**What is being asked:**
Return all lines below containing the word "name".

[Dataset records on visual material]

──────────

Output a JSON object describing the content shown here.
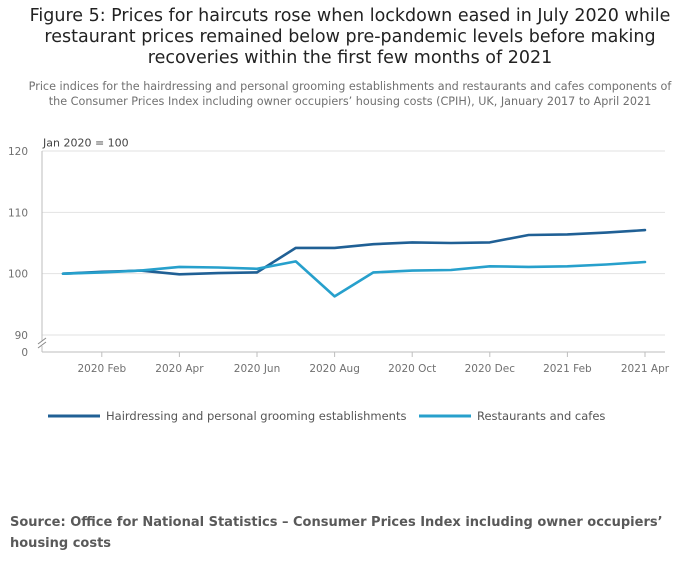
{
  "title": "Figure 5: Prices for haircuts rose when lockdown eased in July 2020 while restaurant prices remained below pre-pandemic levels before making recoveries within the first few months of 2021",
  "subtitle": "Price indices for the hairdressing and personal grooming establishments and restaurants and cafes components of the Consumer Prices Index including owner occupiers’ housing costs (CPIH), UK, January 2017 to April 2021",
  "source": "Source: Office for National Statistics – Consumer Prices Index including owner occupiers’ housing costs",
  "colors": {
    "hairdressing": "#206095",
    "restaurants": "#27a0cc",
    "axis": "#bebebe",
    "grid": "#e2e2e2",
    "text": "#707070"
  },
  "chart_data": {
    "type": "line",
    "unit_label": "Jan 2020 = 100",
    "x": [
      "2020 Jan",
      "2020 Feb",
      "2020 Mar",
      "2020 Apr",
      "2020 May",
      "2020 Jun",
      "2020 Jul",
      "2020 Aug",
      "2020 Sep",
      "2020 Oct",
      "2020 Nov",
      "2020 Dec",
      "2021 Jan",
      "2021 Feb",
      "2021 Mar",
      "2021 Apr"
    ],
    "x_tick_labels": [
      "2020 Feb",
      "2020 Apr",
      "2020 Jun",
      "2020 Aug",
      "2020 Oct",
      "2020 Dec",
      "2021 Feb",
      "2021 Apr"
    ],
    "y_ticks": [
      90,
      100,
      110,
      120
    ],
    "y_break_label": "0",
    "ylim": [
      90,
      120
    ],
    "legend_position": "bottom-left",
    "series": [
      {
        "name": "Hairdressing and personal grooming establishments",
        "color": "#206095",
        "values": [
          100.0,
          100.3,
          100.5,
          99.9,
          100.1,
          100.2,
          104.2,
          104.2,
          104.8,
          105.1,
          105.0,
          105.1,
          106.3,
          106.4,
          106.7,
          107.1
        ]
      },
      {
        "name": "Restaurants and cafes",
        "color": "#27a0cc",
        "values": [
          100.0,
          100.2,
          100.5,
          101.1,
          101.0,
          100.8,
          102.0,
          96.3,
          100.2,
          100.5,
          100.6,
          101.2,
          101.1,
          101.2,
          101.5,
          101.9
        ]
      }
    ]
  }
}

──────────

**Response to this task:**
        "name": "Hairdressing and personal grooming establishments",
        "name": "Restaurants and cafes",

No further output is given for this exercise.